Work to be completed: Make an exact copy of the records, with the images left out.

Supplied entries:
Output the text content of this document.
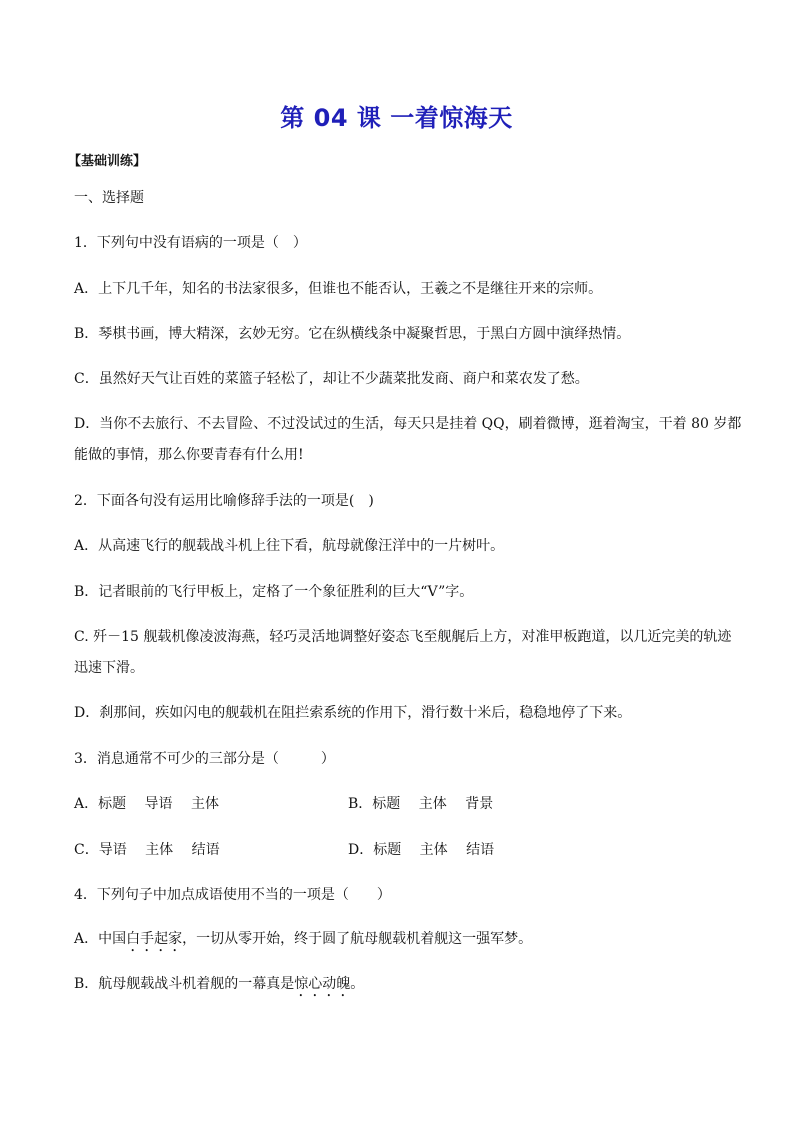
第 04 课 一着惊海天
【基础训练】
一、选择题
1．下列句中没有语病的一项是（　）
A．上下几千年，知名的书法家很多，但谁也不能否认，王羲之不是继往开来的宗师。
B．琴棋书画，博大精深，玄妙无穷。它在纵横线条中凝聚哲思，于黑白方圆中演绎热情。
C．虽然好天气让百姓的菜篮子轻松了，却让不少蔬菜批发商、商户和菜农发了愁。
D．当你不去旅行、不去冒险、不过没试过的生活，每天只是挂着 QQ，刷着微博，逛着淘宝，干着 80 岁都
能做的事情，那么你要青春有什么用!
2．下面各句没有运用比喻修辞手法的一项是(　)
A．从高速飞行的舰载战斗机上往下看，航母就像汪洋中的一片树叶。
B．记者眼前的飞行甲板上，定格了一个象征胜利的巨大“V”字。
C. 歼－15 舰载机像凌波海燕，轻巧灵活地调整好姿态飞至舰艉后上方，对准甲板跑道，以几近完美的轨迹
迅速下滑。
D．刹那间，疾如闪电的舰载机在阻拦索系统的作用下，滑行数十米后，稳稳地停了下来。
3．消息通常不可少的三部分是（　　　）
A．标题　 导语　 主体	B．标题　 主体　 背景
C．导语　 主体　 结语	D．标题　 主体　 结语
4．下列句子中加点成语使用不当的一项是（　　）
A．中国白手起家，一切从零开始，终于圆了航母舰载机着舰这一强军梦。
B．航母舰载战斗机着舰的一幕真是惊心动魄。
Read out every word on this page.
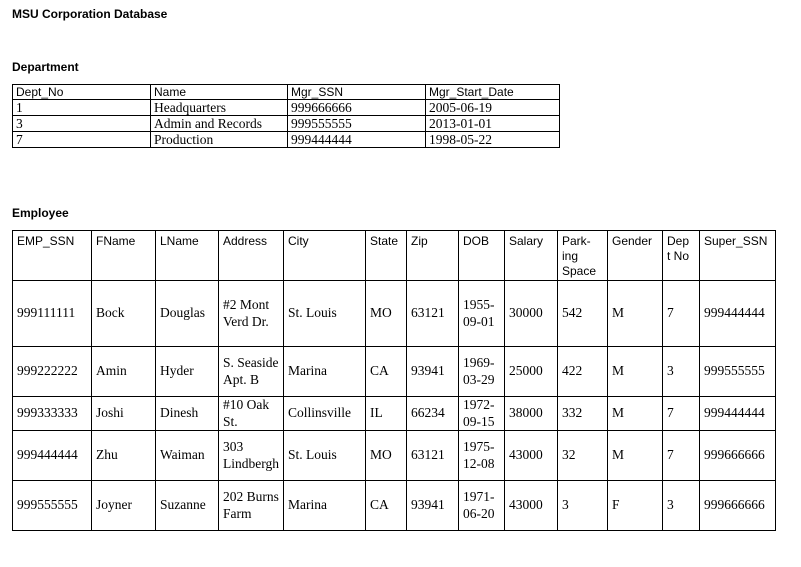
MSU Corporation Database
Department
Dept_No	Name	Mgr_SSN	Mgr_Start_Date
1	Headquarters	999666666	2005-06-19
3	Admin and Records	999555555	2013-01-01
7	Production	999444444	1998-05-22
Employee
EMP_SSN	FName	LName	Address	City	State	Zip	DOB	Salary	Park-ing Space	Gender	Dep t No	Super_SSN
999111111	Bock	Douglas	#2 Mont Verd Dr.	St. Louis	MO	63121	1955-09-01	30000	542	M	7	999444444
999222222	Amin	Hyder	S. Seaside Apt. B	Marina	CA	93941	1969-03-29	25000	422	M	3	999555555
999333333	Joshi	Dinesh	#10 Oak St.	Collinsville	IL	66234	1972-09-15	38000	332	M	7	999444444
999444444	Zhu	Waiman	303 Lindbergh	St. Louis	MO	63121	1975-12-08	43000	32	M	7	999666666
999555555	Joyner	Suzanne	202 Burns Farm	Marina	CA	93941	1971-06-20	43000	3	F	3	999666666
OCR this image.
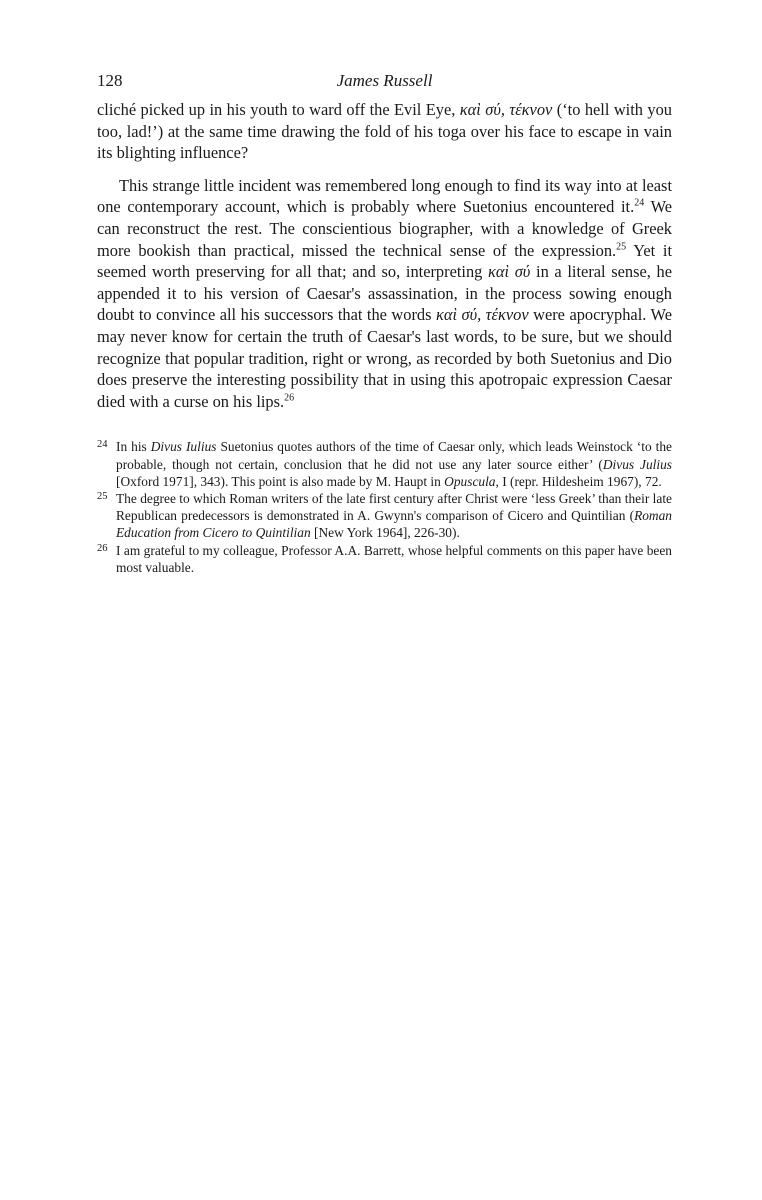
128	James Russell

cliché picked up in his youth to ward off the Evil Eye, καὶ σύ, τέκνον (‘to hell with you too, lad!’) at the same time drawing the fold of his toga over his face to escape in vain its blighting influence?

This strange little incident was remembered long enough to find its way into at least one contemporary account, which is probably where Suetonius encountered it.$^{24}$ We can reconstruct the rest. The conscientious biographer, with a knowledge of Greek more bookish than practical, missed the technical sense of the expression.$^{25}$ Yet it seemed worth preserving for all that; and so, interpreting καὶ σύ in a literal sense, he appended it to his version of Caesar's assassination, in the process sowing enough doubt to convince all his successors that the words καὶ σύ, τέκνον were apocryphal. We may never know for certain the truth of Caesar's last words, to be sure, but we should recognize that popular tradition, right or wrong, as recorded by both Suetonius and Dio does preserve the interesting possibility that in using this apotropaic expression Caesar died with a curse on his lips.$^{26}$

24 In his Divus Iulius Suetonius quotes authors of the time of Caesar only, which leads Weinstock ‘to the probable, though not certain, conclusion that he did not use any later source either’ (Divus Julius [Oxford 1971], 343). This point is also made by M. Haupt in Opuscula, I (repr. Hildesheim 1967), 72.
25 The degree to which Roman writers of the late first century after Christ were ‘less Greek’ than their late Republican predecessors is demonstrated in A. Gwynn's comparison of Cicero and Quintilian (Roman Education from Cicero to Quintilian [New York 1964], 226-30).
26 I am grateful to my colleague, Professor A.A. Barrett, whose helpful comments on this paper have been most valuable.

Task response:
Output the text content of this document.
第 04 课 一着惊海天
【基础训练】
一、选择题
1．下列句中没有语病的一项是（　）
A．上下几千年，知名的书法家很多，但谁也不能否认，王羲之不是继往开来的宗师。
B．琴棋书画，博大精深，玄妙无穷。它在纵横线条中凝聚哲思，于黑白方圆中演绎热情。
C．虽然好天气让百姓的菜篮子轻松了，却让不少蔬菜批发商、商户和菜农发了愁。
D．当你不去旅行、不去冒险、不过没试过的生活，每天只是挂着 QQ，刷着微博，逛着淘宝，干着 80 岁都
能做的事情，那么你要青春有什么用!
2．下面各句没有运用比喻修辞手法的一项是(　)
A．从高速飞行的舰载战斗机上往下看，航母就像汪洋中的一片树叶。
B．记者眼前的飞行甲板上，定格了一个象征胜利的巨大“V”字。
C. 歼－15 舰载机像凌波海燕，轻巧灵活地调整好姿态飞至舰艉后上方，对准甲板跑道，以几近完美的轨迹
迅速下滑。
D．刹那间，疾如闪电的舰载机在阻拦索系统的作用下，滑行数十米后，稳稳地停了下来。
3．消息通常不可少的三部分是（　　　）
A．标题　 导语　 主体	B．标题　 主体　 背景
C．导语　 主体　 结语	D．标题　 主体　 结语
4．下列句子中加点成语使用不当的一项是（　　）
A．中国白手起家，一切从零开始，终于圆了航母舰载机着舰这一强军梦。
B．航母舰载战斗机着舰的一幕真是惊心动魄。
Read out every word on this page.
MSU Corporation Database
Department
Dept_No	Name	Mgr_SSN	Mgr_Start_Date
1	Headquarters	999666666	2005-06-19
3	Admin and Records	999555555	2013-01-01
7	Production	999444444	1998-05-22
Employee
EMP_SSN	FName	LName	Address	City	State	Zip	DOB	Salary	Park-ing Space	Gender	Dep t No	Super_SSN
999111111	Bock	Douglas	#2 Mont Verd Dr.	St. Louis	MO	63121	1955-09-01	30000	542	M	7	999444444
999222222	Amin	Hyder	S. Seaside Apt. B	Marina	CA	93941	1969-03-29	25000	422	M	3	999555555
999333333	Joshi	Dinesh	#10 Oak St.	Collinsville	IL	66234	1972-09-15	38000	332	M	7	999444444
999444444	Zhu	Waiman	303 Lindbergh	St. Louis	MO	63121	1975-12-08	43000	32	M	7	999666666
999555555	Joyner	Suzanne	202 Burns Farm	Marina	CA	93941	1971-06-20	43000	3	F	3	999666666
OCR this image.
128	James Russell

cliché picked up in his youth to ward off the Evil Eye, καὶ σύ, τέκνον (‘to hell with you too, lad!’) at the same time drawing the fold of his toga over his face to escape in vain its blighting influence?

This strange little incident was remembered long enough to find its way into at least one contemporary account, which is probably where Suetonius encountered it.$^{24}$ We can reconstruct the rest. The conscientious biographer, with a knowledge of Greek more bookish than practical, missed the technical sense of the expression.$^{25}$ Yet it seemed worth preserving for all that; and so, interpreting καὶ σύ in a literal sense, he appended it to his version of Caesar's assassination, in the process sowing enough doubt to convince all his successors that the words καὶ σύ, τέκνον were apocryphal. We may never know for certain the truth of Caesar's last words, to be sure, but we should recognize that popular tradition, right or wrong, as recorded by both Suetonius and Dio does preserve the interesting possibility that in using this apotropaic expression Caesar died with a curse on his lips.$^{26}$

24 In his Divus Iulius Suetonius quotes authors of the time of Caesar only, which leads Weinstock ‘to the probable, though not certain, conclusion that he did not use any later source either’ (Divus Julius [Oxford 1971], 343). This point is also made by M. Haupt in Opuscula, I (repr. Hildesheim 1967), 72.
25 The degree to which Roman writers of the late first century after Christ were ‘less Greek’ than their late Republican predecessors is demonstrated in A. Gwynn's comparison of Cicero and Quintilian (Roman Education from Cicero to Quintilian [New York 1964], 226-30).
26 I am grateful to my colleague, Professor A.A. Barrett, whose helpful comments on this paper have been most valuable.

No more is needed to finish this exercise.